EXERCISE REQUIREMENTS: Identify every line in the records below that contains the word "Figure", and copy each of those lines.

EXCERPTED DATA:
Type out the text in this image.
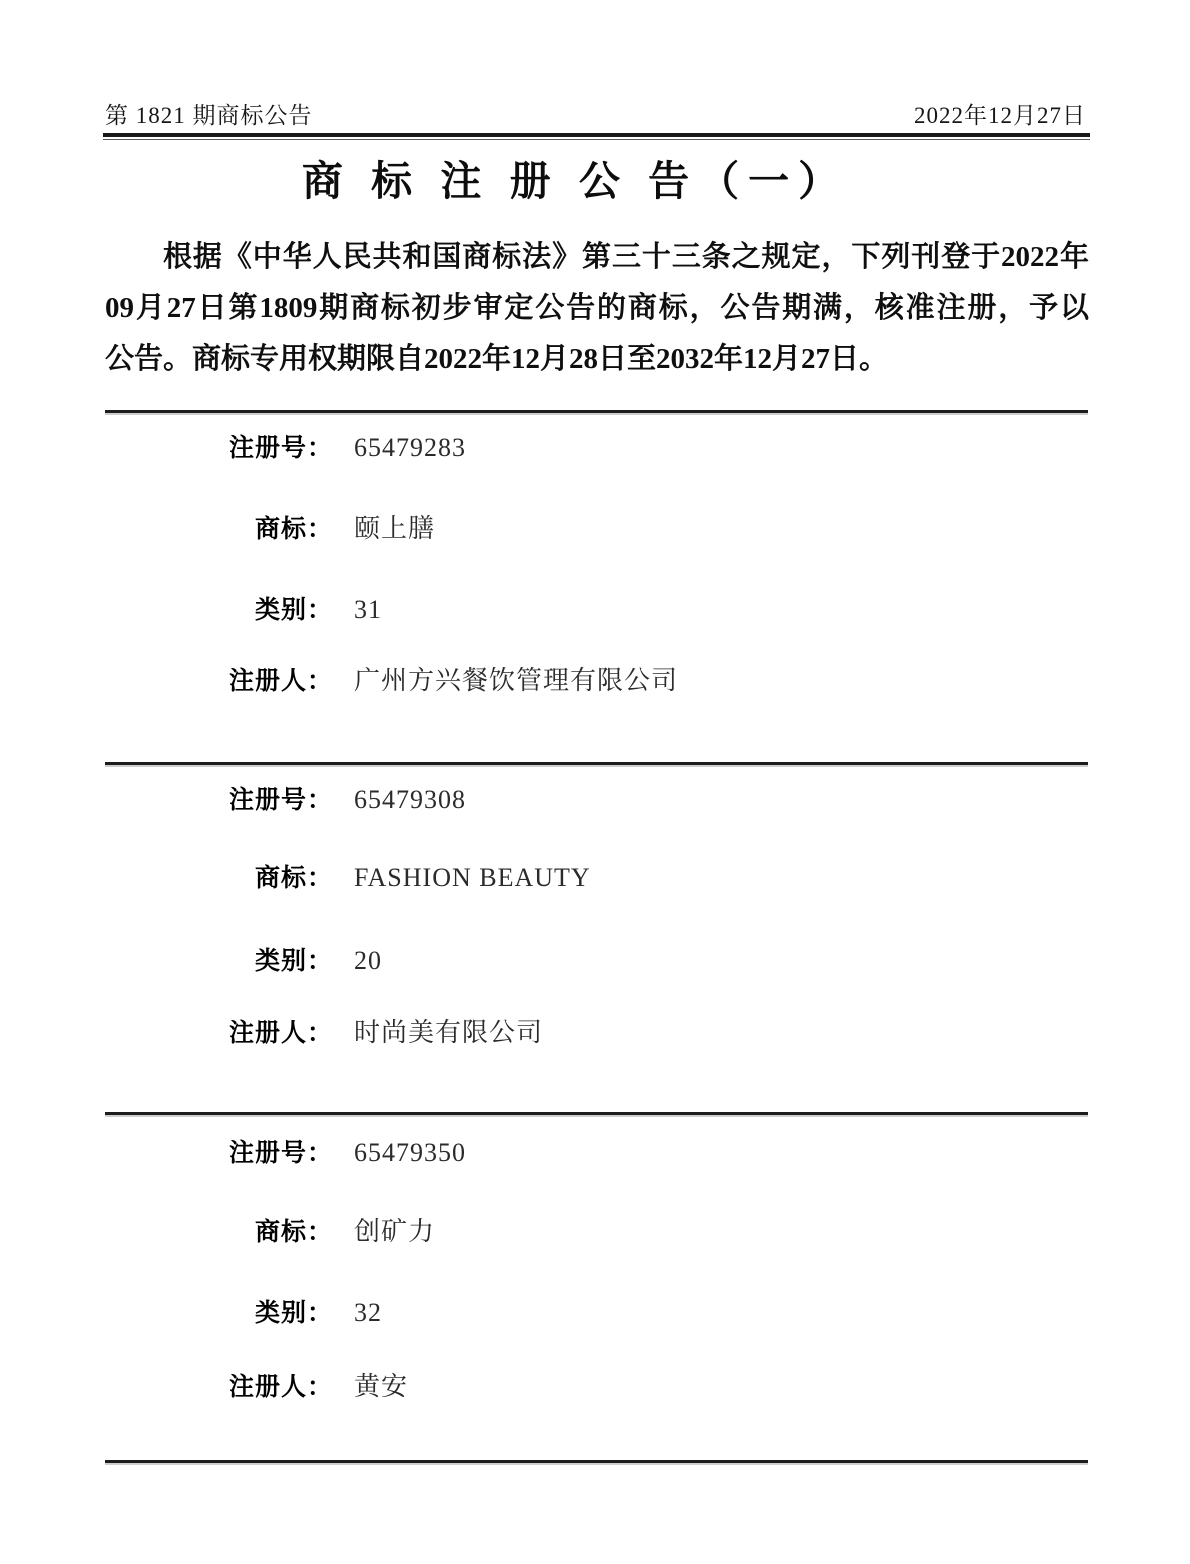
第 1821 期商标公告	2022年12月27日
商 标 注 册 公 告（一）
根据《中华人民共和国商标法》第三十三条之规定，下列刊登于2022年
09月27日第1809期商标初步审定公告的商标，公告期满，核准注册，予以
公告。商标专用权期限自2022年12月28日至2032年12月27日。
注册号： 65479283
商标： 颐上膳
类别： 31
注册人： 广州方兴餐饮管理有限公司
注册号： 65479308
商标： FASHION BEAUTY
类别： 20
注册人： 时尚美有限公司
注册号： 65479350
商标： 创矿力
类别： 32
注册人： 黄安
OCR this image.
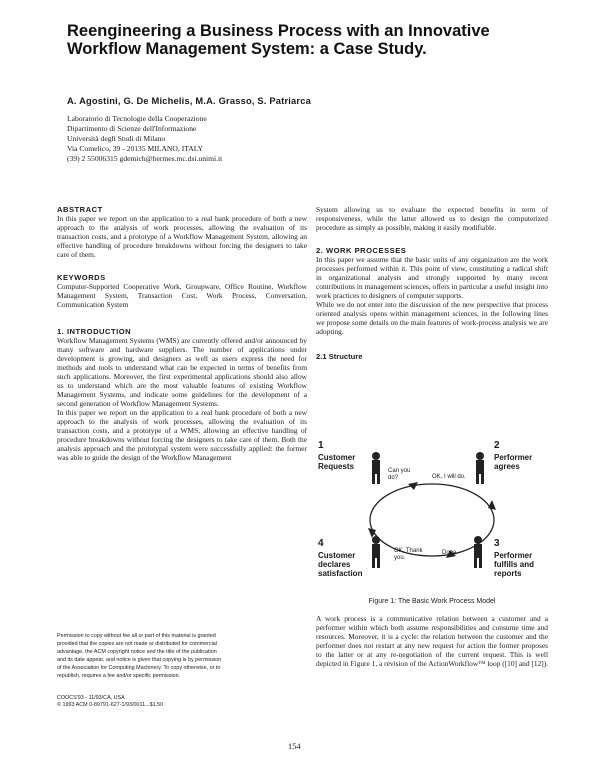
Reengineering a Business Process with an Innovative
Workflow Management System: a Case Study.
A. Agostini, G. De Michelis, M.A. Grasso, S. Patriarca
Laboratorio di Tecnologie della Cooperazione
Dipartimento di Scienze dell'Informazione
Università degli Studi di Milano
Via Comelico, 39 - 20135 MILANO, ITALY
(39) 2 55006315 gdemich@hermes.mc.dsi.unimi.it

ABSTRACT

In this paper we report on the application to a real bank procedure of both a new approach to the analysis of work processes, allowing the evaluation of its transaction costs, and a prototype of a Workflow Management System, allowing an effective handling of procedure breakdowns without forcing the designers to take care of them.

KEYWORDS

Computer-Supported Cooperative Work, Groupware, Office Routine, Workflow Management System, Transaction Cost, Work Process, Conversation, Communication System

1. INTRODUCTION

Workflow Management Systems (WMS) are currently offered and/or announced by many software and hardware suppliers. The number of applications under development is growing, and designers as well as users express the need for methods and tools to understand what can be expected in terms of benefits from such applications. Moreover, the first experimental applications should also allow us to understand which are the most valuable features of existing Workflow Management Systems, and indicate some guidelines for the development of a second generation of Workflow Management Systems.

In this paper we report on the application to a real bank procedure of both a new approach to the analysis of work processes, allowing the evaluation of its transaction costs, and a prototype of a WMS, allowing an effective handling of procedure breakdowns without forcing the designers to take care of them. Both the analysis approach and the prototypal system were successfully applied: the former was able to guide the design of the Workflow Management

Permission to copy without fee all or part of this material is granted
provided that the copies are not made or distributed for commercial
advantage, the ACM copyright notice and the title of the publication
and its date appear, and notice is given that copying is by permission
of the Association for Computing Machinery. To copy otherwise, or to
republish, requires a fee and/or specific permission.
COOCS'93 - 11/93/CA, USA
© 1993 ACM 0-89791-627-1/93/0011...$1.50

System allowing us to evaluate the expected benefits in term of responsiveness, while the latter allowed us to design the computerized procedure as simply as possible, making it easily modifiable.

2. WORK PROCESSES

In this paper we assume that the basic units of any organization are the work processes performed within it. This point of view, constituting a radical shift in organizational analysis and strongly supported by many recent contributions in management sciences, offers in particular a useful insight into work practices to designers of computer supports.

While we do not enter into the discussion of the new perspective that process oriented analysis opens within management sciences, in the following lines we propose some details on the main features of work-process analysis we are adopting.

2.1 Structure

1
Customer
Requests
2
Performer
agrees
3
Performer
fulfills and
reports
4
Customer
declares
satisfaction
Can you do?	OK, I will do.
OK, Thank you.
Done.
Figure 1: The Basic Work Process Model

A work process is a communicative relation between a customer and a performer within which both assume responsibilities and consume time and resources. Moreover, it is a cycle: the relation between the customer and the performer does not restart at any new request for action the former proposes to the latter or at any re-negotiation of the current request. This is well depicted in Figure 1, a revision of the ActionWorkflow™ loop ([10] and [12]).

154
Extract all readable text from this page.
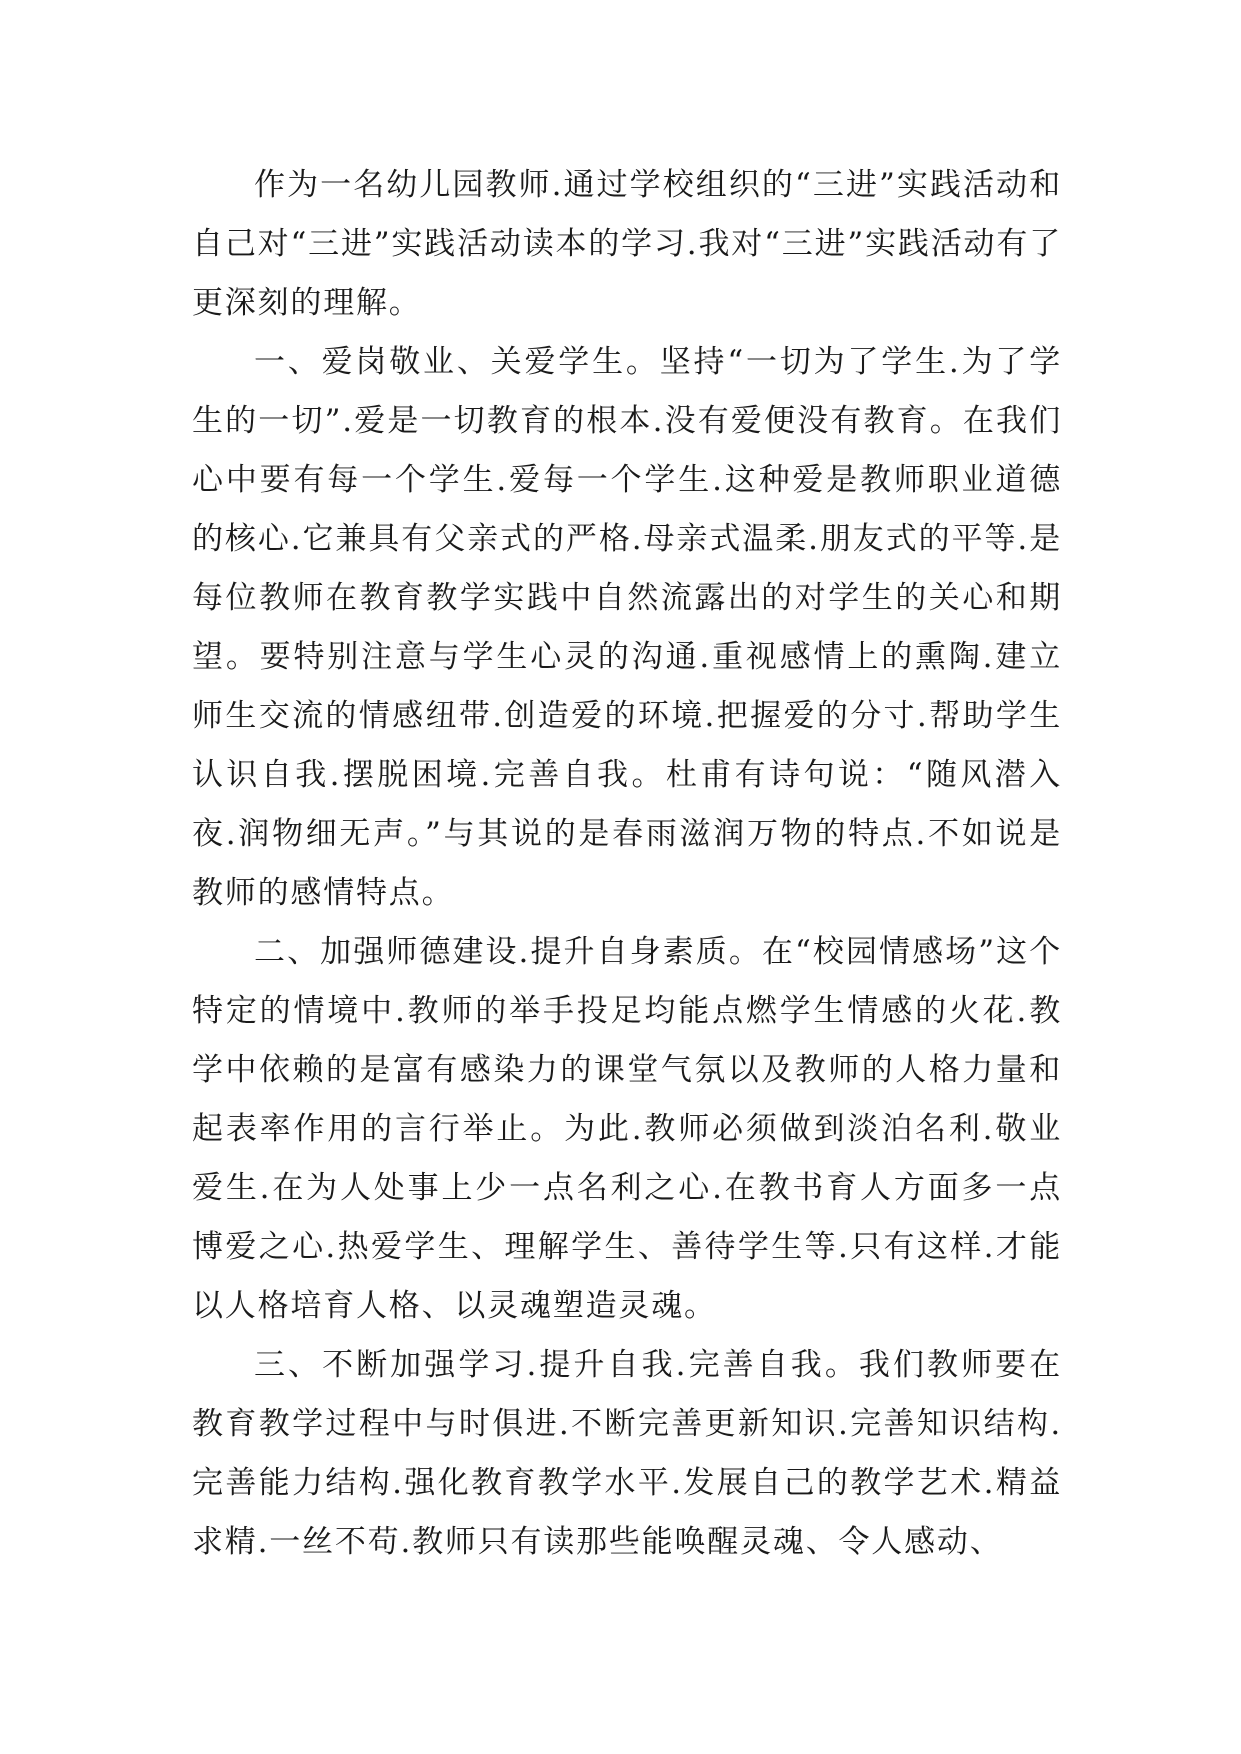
作为一名幼儿园教师.通过学校组织的“三进”实践活动和自己对“三进”实践活动读本的学习.我对“三进”实践活动有了更深刻的理解。

一、爱岗敬业、关爱学生。坚持“一切为了学生.为了学生的一切”.爱是一切教育的根本.没有爱便没有教育。在我们心中要有每一个学生.爱每一个学生.这种爱是教师职业道德的核心.它兼具有父亲式的严格.母亲式温柔.朋友式的平等.是每位教师在教育教学实践中自然流露出的对学生的关心和期望。要特别注意与学生心灵的沟通.重视感情上的熏陶.建立师生交流的情感纽带.创造爱的环境.把握爱的分寸.帮助学生认识自我.摆脱困境.完善自我。杜甫有诗句说：“随风潜入夜.润物细无声。”与其说的是春雨滋润万物的特点.不如说是教师的感情特点。

二、加强师德建设.提升自身素质。在“校园情感场”这个特定的情境中.教师的举手投足均能点燃学生情感的火花.教学中依赖的是富有感染力的课堂气氛以及教师的人格力量和起表率作用的言行举止。为此.教师必须做到淡泊名利.敬业爱生.在为人处事上少一点名利之心.在教书育人方面多一点博爱之心.热爱学生、理解学生、善待学生等.只有这样.才能以人格培育人格、以灵魂塑造灵魂。

三、不断加强学习.提升自我.完善自我。我们教师要在教育教学过程中与时俱进.不断完善更新知识.完善知识结构.完善能力结构.强化教育教学水平.发展自己的教学艺术.精益求精.一丝不苟.教师只有读那些能唤醒灵魂、令人感动、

SOLUTION:
Figure 1: The Basic Work Process Model
A work process is a communicative relation between a customer and a performer within which both assume responsibilities and consume time and resources. Moreover, it is a cycle: the relation between the customer and the performer does not restart at any new request for action the former proposes to the latter or at any re-negotiation of the current request. This is well depicted in Figure 1, a revision of the ActionWorkflow™ loop ([10] and [12]).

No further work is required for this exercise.